- **OBJETIVO DO EXERCÍCIO**: Cite, do texto sobre o manifesto das ONGs, o trecho que vai de "Blog | 22.05.2020" até "neste conturbado cenário.", incluindo essas palavras.
-------- TRECHO DA PÁGINA
Blog | 22.05.2020 | Publicado por COMUNICAÇÃO ASA

ONGs se unem e lançam manifesto para Covid-19

10 ONGs se unem em busca de solidariedade e responsabilidade diante do momento da Covid-19.

A participação ativa e efetiva seja por parte da sociedade civil, das empresas ou do poder público, se faz necessária para o enfrentamento das desigualdades sociais agravadas neste conturbado cenário.

Acompanhe o manifesto redigido por: Arrastão Movimento de Promoção Humana, Associação Criança Brasil, Associação Educacional e Assistencial Casa do Zezinho, Associação Obra do Berço, Associação Santo Agostinho – ASA, Fundação Julita, Instituto Ana Rosa, Instituto Verdescola, Liga Solidária e Vocação.
----------------
-------- ENTRADAS FORNECIDAS
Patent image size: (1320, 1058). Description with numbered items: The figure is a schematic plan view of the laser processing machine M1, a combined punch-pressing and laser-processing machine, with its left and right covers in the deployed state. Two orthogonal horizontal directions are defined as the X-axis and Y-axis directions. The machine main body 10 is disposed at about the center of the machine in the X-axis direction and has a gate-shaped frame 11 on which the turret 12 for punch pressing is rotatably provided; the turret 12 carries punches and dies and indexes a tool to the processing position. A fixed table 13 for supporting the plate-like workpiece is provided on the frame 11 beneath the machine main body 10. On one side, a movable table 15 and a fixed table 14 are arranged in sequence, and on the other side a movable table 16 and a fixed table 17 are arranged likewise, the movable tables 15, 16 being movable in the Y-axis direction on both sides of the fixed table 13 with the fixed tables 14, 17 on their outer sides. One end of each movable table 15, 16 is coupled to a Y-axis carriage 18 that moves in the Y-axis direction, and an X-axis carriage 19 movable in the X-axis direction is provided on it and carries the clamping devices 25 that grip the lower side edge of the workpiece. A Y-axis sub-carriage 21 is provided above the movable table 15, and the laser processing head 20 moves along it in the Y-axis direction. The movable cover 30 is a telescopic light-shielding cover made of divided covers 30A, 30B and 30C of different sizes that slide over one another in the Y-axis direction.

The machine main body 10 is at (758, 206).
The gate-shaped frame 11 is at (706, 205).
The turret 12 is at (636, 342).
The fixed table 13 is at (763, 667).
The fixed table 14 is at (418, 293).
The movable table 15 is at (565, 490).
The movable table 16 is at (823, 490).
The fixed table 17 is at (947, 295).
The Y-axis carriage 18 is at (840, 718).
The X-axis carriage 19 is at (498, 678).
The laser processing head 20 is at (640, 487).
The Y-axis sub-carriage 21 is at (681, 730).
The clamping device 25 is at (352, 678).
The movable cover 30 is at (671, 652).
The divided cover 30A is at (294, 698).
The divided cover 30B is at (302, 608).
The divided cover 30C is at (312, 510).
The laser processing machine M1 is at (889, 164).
----------------
- **RESPOSTA DO EXERCÍCIO**:
Blog | 22.05.2020 | Publicado por COMUNICAÇÃO ASA

ONGs se unem e lançam manifesto para Covid-19

10 ONGs se unem em busca de solidariedade e responsabilidade diante do momento da Covid-19.

A participação ativa e efetiva seja por parte da sociedade civil, das empresas ou do poder público, se faz necessária para o enfrentamento das desigualdades sociais agravadas neste conturbado cenário.